* EXERCISE PROMPT *
Restate the entries word for word, omitting nothing.

* AVAILABLE DATA *
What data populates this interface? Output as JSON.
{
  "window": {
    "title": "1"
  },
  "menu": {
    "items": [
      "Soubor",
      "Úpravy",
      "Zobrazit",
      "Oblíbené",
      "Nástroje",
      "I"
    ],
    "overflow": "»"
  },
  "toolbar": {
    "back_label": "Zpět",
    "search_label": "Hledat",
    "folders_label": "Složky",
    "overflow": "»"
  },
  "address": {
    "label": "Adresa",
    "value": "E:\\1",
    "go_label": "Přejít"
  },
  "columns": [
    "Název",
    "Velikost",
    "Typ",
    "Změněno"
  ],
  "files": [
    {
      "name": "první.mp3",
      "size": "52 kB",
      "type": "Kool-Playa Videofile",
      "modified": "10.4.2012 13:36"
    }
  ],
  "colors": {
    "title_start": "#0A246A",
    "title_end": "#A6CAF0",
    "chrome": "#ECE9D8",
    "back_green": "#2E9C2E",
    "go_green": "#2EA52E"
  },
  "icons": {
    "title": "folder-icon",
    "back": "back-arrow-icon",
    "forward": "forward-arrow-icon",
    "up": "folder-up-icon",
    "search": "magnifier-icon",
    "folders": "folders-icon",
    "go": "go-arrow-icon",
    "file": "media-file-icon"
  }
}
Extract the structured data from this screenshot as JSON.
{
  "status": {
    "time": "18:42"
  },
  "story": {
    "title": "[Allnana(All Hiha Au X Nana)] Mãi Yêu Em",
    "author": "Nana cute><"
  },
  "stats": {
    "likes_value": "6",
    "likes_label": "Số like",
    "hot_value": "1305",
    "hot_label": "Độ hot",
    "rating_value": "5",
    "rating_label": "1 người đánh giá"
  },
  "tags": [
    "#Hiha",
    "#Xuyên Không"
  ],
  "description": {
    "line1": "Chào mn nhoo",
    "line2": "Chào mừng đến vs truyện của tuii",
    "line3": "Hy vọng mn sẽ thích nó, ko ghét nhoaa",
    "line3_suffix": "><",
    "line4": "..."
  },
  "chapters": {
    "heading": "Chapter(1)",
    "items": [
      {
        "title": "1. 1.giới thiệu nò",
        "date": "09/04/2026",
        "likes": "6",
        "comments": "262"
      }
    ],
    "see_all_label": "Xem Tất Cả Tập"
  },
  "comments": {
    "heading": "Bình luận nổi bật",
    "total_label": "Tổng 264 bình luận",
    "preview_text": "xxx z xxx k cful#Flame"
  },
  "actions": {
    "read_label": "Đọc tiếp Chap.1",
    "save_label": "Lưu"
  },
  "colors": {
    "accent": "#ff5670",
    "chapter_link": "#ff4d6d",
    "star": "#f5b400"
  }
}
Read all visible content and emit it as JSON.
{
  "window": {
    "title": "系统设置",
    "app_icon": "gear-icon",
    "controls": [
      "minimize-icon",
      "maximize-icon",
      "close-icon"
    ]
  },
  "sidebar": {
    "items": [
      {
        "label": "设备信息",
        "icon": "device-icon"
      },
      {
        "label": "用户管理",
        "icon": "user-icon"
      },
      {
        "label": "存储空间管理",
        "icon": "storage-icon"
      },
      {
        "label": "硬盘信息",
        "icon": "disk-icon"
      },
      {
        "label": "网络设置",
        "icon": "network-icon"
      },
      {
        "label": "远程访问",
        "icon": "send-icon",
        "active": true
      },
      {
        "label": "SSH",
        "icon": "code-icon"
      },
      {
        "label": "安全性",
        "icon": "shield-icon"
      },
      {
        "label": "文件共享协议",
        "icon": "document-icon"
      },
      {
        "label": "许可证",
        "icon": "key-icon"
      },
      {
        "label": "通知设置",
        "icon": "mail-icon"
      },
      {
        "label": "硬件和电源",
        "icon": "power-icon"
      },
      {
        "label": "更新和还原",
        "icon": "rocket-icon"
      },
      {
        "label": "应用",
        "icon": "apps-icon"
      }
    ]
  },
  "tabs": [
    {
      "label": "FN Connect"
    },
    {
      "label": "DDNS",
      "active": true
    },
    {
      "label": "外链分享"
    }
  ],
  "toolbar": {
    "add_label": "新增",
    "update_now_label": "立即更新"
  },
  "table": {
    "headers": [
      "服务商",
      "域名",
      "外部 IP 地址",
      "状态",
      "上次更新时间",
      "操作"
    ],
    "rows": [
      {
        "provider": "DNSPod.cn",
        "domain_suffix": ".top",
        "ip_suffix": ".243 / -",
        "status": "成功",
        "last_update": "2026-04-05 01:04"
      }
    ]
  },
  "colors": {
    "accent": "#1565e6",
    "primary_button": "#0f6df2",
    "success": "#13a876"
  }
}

* FINAL RESULT *
What data populates this interface? Output as JSON.
{
  "window": {
    "title": "1"
  },
  "menu": {
    "items": [
      "Soubor",
      "Úpravy",
      "Zobrazit",
      "Oblíbené",
      "Nástroje",
      "I"
    ],
    "overflow": "»"
  },
  "toolbar": {
    "back_label": "Zpět",
    "search_label": "Hledat",
    "folders_label": "Složky",
    "overflow": "»"
  },
  "address": {
    "label": "Adresa",
    "value": "E:\\1",
    "go_label": "Přejít"
  },
  "columns": [
    "Název",
    "Velikost",
    "Typ",
    "Změněno"
  ],
  "files": [
    {
      "name": "první.mp3",
      "size": "52 kB",
      "type": "Kool-Playa Videofile",
      "modified": "10.4.2012 13:36"
    }
  ],
  "colors": {
    "title_start": "#0A246A",
    "title_end": "#A6CAF0",
    "chrome": "#ECE9D8",
    "back_green": "#2E9C2E",
    "go_green": "#2EA52E"
  },
  "icons": {
    "title": "folder-icon",
    "back": "back-arrow-icon",
    "forward": "forward-arrow-icon",
    "up": "folder-up-icon",
    "search": "magnifier-icon",
    "folders": "folders-icon",
    "go": "go-arrow-icon",
    "file": "media-file-icon"
  }
}
Extract the structured data from this screenshot as JSON.
{
  "status": {
    "time": "18:42"
  },
  "story": {
    "title": "[Allnana(All Hiha Au X Nana)] Mãi Yêu Em",
    "author": "Nana cute><"
  },
  "stats": {
    "likes_value": "6",
    "likes_label": "Số like",
    "hot_value": "1305",
    "hot_label": "Độ hot",
    "rating_value": "5",
    "rating_label": "1 người đánh giá"
  },
  "tags": [
    "#Hiha",
    "#Xuyên Không"
  ],
  "description": {
    "line1": "Chào mn nhoo",
    "line2": "Chào mừng đến vs truyện của tuii",
    "line3": "Hy vọng mn sẽ thích nó, ko ghét nhoaa",
    "line3_suffix": "><",
    "line4": "..."
  },
  "chapters": {
    "heading": "Chapter(1)",
    "items": [
      {
        "title": "1. 1.giới thiệu nò",
        "date": "09/04/2026",
        "likes": "6",
        "comments": "262"
      }
    ],
    "see_all_label": "Xem Tất Cả Tập"
  },
  "comments": {
    "heading": "Bình luận nổi bật",
    "total_label": "Tổng 264 bình luận",
    "preview_text": "xxx z xxx k cful#Flame"
  },
  "actions": {
    "read_label": "Đọc tiếp Chap.1",
    "save_label": "Lưu"
  },
  "colors": {
    "accent": "#ff5670",
    "chapter_link": "#ff4d6d",
    "star": "#f5b400"
  }
}
Read all visible content and emit it as JSON.
{
  "window": {
    "title": "系统设置",
    "app_icon": "gear-icon",
    "controls": [
      "minimize-icon",
      "maximize-icon",
      "close-icon"
    ]
  },
  "sidebar": {
    "items": [
      {
        "label": "设备信息",
        "icon": "device-icon"
      },
      {
        "label": "用户管理",
        "icon": "user-icon"
      },
      {
        "label": "存储空间管理",
        "icon": "storage-icon"
      },
      {
        "label": "硬盘信息",
        "icon": "disk-icon"
      },
      {
        "label": "网络设置",
        "icon": "network-icon"
      },
      {
        "label": "远程访问",
        "icon": "send-icon",
        "active": true
      },
      {
        "label": "SSH",
        "icon": "code-icon"
      },
      {
        "label": "安全性",
        "icon": "shield-icon"
      },
      {
        "label": "文件共享协议",
        "icon": "document-icon"
      },
      {
        "label": "许可证",
        "icon": "key-icon"
      },
      {
        "label": "通知设置",
        "icon": "mail-icon"
      },
      {
        "label": "硬件和电源",
        "icon": "power-icon"
      },
      {
        "label": "更新和还原",
        "icon": "rocket-icon"
      },
      {
        "label": "应用",
        "icon": "apps-icon"
      }
    ]
  },
  "tabs": [
    {
      "label": "FN Connect"
    },
    {
      "label": "DDNS",
      "active": true
    },
    {
      "label": "外链分享"
    }
  ],
  "toolbar": {
    "add_label": "新增",
    "update_now_label": "立即更新"
  },
  "table": {
    "headers": [
      "服务商",
      "域名",
      "外部 IP 地址",
      "状态",
      "上次更新时间",
      "操作"
    ],
    "rows": [
      {
        "provider": "DNSPod.cn",
        "domain_suffix": ".top",
        "ip_suffix": ".243 / -",
        "status": "成功",
        "last_update": "2026-04-05 01:04"
      }
    ]
  },
  "colors": {
    "accent": "#1565e6",
    "primary_button": "#0f6df2",
    "success": "#13a876"
  }
}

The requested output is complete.